>>>
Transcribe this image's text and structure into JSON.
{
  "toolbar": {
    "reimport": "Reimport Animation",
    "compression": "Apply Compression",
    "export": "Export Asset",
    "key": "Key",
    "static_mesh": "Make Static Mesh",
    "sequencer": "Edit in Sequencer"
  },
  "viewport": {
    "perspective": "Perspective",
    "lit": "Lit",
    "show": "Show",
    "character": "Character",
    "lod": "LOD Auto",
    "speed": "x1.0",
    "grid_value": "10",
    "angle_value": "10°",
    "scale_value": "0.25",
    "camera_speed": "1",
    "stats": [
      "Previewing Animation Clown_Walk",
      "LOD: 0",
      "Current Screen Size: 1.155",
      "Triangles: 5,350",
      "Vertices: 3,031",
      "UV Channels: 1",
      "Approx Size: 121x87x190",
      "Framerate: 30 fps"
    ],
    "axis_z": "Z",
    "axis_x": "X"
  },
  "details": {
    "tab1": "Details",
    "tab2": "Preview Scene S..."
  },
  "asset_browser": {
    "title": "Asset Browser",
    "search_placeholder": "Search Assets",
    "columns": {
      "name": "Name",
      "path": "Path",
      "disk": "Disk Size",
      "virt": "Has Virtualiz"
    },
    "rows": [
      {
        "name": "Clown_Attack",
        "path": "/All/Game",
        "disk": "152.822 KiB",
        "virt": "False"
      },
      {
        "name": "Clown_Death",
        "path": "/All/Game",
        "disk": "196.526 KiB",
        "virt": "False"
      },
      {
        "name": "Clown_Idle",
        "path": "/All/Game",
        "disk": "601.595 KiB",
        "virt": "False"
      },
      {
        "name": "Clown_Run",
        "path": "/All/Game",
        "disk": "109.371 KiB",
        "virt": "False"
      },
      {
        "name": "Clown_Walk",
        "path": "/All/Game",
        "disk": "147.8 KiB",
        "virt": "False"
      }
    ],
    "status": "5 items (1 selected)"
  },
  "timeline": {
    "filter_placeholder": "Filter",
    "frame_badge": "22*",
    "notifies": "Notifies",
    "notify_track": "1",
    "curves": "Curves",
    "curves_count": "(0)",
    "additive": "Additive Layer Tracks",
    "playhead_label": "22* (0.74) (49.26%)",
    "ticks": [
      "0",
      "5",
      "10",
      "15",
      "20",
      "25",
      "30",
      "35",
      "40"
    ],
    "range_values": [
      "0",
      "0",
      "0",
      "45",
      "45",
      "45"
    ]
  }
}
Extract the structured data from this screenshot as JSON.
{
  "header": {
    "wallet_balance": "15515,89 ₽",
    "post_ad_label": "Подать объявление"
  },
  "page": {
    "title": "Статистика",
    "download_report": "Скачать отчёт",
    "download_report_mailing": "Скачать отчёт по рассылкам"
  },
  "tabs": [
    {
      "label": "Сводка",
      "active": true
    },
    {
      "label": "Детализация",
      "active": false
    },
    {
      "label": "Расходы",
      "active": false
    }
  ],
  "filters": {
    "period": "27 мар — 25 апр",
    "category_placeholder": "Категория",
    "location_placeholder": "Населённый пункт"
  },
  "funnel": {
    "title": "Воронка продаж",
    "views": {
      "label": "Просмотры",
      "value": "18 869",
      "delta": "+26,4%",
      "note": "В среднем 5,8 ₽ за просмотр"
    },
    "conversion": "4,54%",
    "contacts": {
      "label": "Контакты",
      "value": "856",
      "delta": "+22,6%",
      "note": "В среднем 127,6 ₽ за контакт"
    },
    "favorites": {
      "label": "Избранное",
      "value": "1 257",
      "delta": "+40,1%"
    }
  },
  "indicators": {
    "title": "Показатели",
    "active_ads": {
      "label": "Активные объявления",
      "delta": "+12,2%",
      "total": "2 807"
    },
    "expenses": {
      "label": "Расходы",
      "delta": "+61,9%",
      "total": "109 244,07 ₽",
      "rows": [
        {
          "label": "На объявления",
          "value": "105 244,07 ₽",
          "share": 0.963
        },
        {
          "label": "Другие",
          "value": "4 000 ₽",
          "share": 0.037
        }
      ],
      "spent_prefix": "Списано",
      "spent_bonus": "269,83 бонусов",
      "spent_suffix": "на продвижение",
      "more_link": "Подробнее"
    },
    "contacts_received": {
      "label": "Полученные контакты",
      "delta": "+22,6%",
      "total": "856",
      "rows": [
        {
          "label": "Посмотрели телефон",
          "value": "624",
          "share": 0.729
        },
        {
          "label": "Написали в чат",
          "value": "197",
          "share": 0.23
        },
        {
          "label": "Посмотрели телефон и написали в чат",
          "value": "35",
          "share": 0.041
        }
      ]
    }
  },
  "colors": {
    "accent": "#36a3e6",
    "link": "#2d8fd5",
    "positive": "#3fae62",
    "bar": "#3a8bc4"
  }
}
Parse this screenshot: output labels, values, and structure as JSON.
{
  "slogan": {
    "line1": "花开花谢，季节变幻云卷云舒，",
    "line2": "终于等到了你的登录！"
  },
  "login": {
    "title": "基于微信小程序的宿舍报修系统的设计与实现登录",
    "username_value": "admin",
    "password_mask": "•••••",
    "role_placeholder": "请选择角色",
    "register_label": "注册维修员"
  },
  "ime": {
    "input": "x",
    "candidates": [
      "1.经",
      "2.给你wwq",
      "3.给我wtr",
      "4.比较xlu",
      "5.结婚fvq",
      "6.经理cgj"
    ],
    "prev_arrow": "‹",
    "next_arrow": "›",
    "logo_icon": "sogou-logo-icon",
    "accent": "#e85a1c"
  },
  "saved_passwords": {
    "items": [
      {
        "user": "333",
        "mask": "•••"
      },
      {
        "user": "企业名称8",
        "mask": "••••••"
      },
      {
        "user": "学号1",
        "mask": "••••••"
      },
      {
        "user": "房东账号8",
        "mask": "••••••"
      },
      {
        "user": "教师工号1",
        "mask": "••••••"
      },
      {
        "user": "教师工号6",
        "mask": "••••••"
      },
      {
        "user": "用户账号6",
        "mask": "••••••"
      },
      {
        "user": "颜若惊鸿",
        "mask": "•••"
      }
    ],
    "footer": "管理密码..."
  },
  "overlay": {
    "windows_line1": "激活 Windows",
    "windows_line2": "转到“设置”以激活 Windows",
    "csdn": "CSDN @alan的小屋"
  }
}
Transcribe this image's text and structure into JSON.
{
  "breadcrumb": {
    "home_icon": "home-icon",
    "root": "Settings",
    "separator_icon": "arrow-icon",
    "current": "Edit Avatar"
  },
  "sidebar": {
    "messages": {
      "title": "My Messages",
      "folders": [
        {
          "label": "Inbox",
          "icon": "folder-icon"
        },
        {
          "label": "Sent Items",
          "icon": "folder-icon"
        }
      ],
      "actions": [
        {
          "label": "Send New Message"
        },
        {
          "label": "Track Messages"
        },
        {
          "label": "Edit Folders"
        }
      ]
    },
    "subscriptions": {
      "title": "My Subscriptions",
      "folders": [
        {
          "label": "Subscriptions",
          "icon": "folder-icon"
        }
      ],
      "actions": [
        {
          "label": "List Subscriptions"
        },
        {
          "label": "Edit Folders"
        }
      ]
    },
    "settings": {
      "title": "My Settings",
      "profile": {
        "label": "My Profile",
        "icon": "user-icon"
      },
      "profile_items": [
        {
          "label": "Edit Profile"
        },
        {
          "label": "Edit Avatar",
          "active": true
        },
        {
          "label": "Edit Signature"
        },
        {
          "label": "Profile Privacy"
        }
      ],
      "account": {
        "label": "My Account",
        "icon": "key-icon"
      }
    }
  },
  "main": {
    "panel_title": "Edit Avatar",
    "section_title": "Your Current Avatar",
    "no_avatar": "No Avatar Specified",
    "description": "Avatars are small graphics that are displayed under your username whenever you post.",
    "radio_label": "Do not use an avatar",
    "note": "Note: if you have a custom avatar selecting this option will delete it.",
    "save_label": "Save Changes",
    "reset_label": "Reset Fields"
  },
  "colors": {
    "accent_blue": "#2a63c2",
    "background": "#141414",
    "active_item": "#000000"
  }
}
<<<
→ Task instructions:
Copy out each line of the records that holds the string "share".

→ Response:
          "share": 0.963
          "share": 0.037
          "share": 0.729
          "share": 0.23
          "share": 0.041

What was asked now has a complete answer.